Recorded data —
━━━━━━━━
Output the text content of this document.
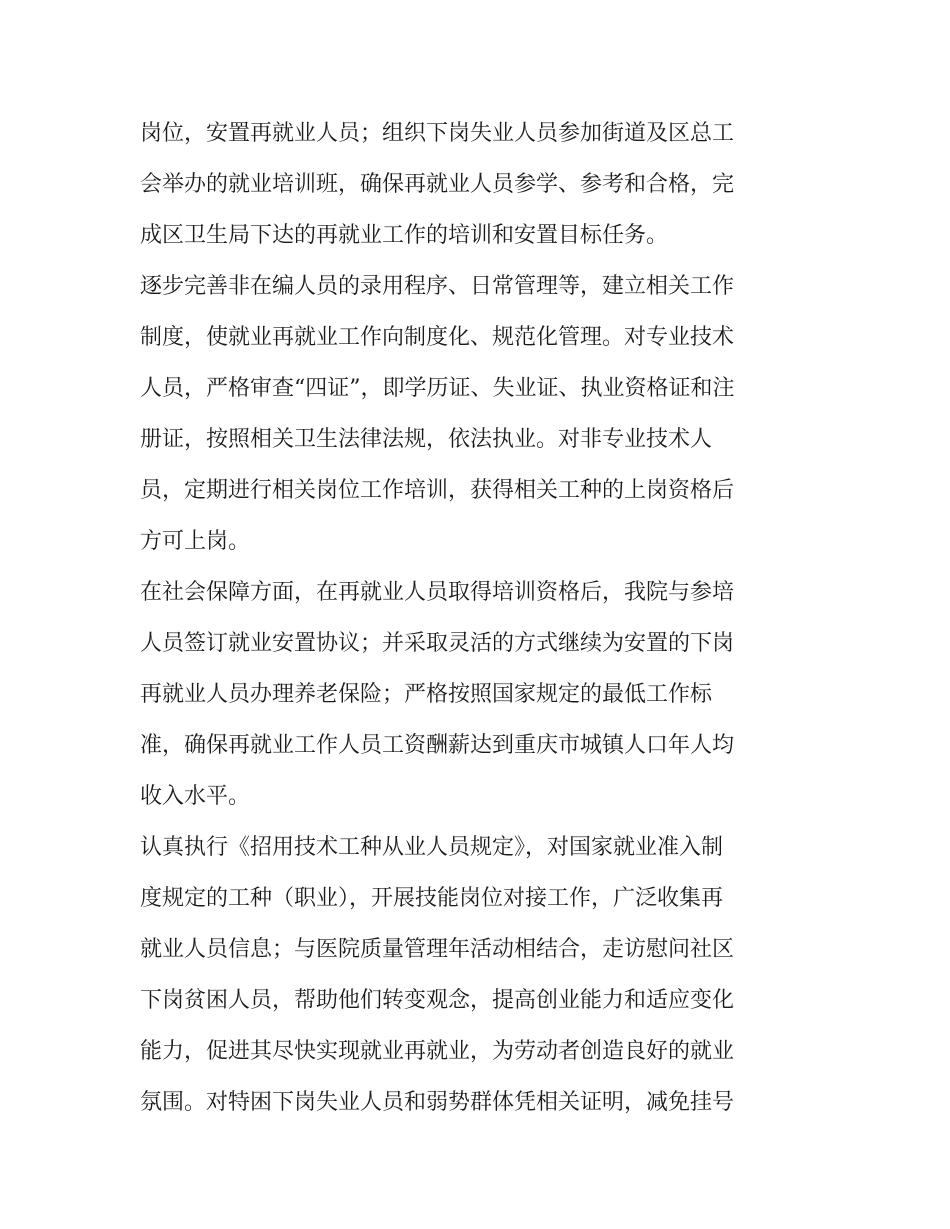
岗位，安置再就业人员；组织下岗失业人员参加街道及区总工
会举办的就业培训班，确保再就业人员参学、参考和合格，完
成区卫生局下达的再就业工作的培训和安置目标任务。
逐步完善非在编人员的录用程序、日常管理等，建立相关工作
制度，使就业再就业工作向制度化、规范化管理。对专业技术
人员，严格审查“四证”，即学历证、失业证、执业资格证和注
册证，按照相关卫生法律法规，依法执业。对非专业技术人
员，定期进行相关岗位工作培训，获得相关工种的上岗资格后
方可上岗。
在社会保障方面，在再就业人员取得培训资格后，我院与参培
人员签订就业安置协议；并采取灵活的方式继续为安置的下岗
再就业人员办理养老保险；严格按照国家规定的最低工作标
准，确保再就业工作人员工资酬薪达到重庆市城镇人口年人均
收入水平。
认真执行《招用技术工种从业人员规定》，对国家就业准入制
度规定的工种（职业），开展技能岗位对接工作，广泛收集再
就业人员信息；与医院质量管理年活动相结合，走访慰问社区
下岗贫困人员，帮助他们转变观念，提高创业能力和适应变化
能力，促进其尽快实现就业再就业，为劳动者创造良好的就业
氛围。对特困下岗失业人员和弱势群体凭相关证明，减免挂号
━━━━━━━━
Task requirements —
Repeat the data exactly, excluding the pictures.

The answer —
Output the text content of this document.
岗位，安置再就业人员；组织下岗失业人员参加街道及区总工
会举办的就业培训班，确保再就业人员参学、参考和合格，完
成区卫生局下达的再就业工作的培训和安置目标任务。
逐步完善非在编人员的录用程序、日常管理等，建立相关工作
制度，使就业再就业工作向制度化、规范化管理。对专业技术
人员，严格审查“四证”，即学历证、失业证、执业资格证和注
册证，按照相关卫生法律法规，依法执业。对非专业技术人
员，定期进行相关岗位工作培训，获得相关工种的上岗资格后
方可上岗。
在社会保障方面，在再就业人员取得培训资格后，我院与参培
人员签订就业安置协议；并采取灵活的方式继续为安置的下岗
再就业人员办理养老保险；严格按照国家规定的最低工作标
准，确保再就业工作人员工资酬薪达到重庆市城镇人口年人均
收入水平。
认真执行《招用技术工种从业人员规定》，对国家就业准入制
度规定的工种（职业），开展技能岗位对接工作，广泛收集再
就业人员信息；与医院质量管理年活动相结合，走访慰问社区
下岗贫困人员，帮助他们转变观念，提高创业能力和适应变化
能力，促进其尽快实现就业再就业，为劳动者创造良好的就业
氛围。对特困下岗失业人员和弱势群体凭相关证明，减免挂号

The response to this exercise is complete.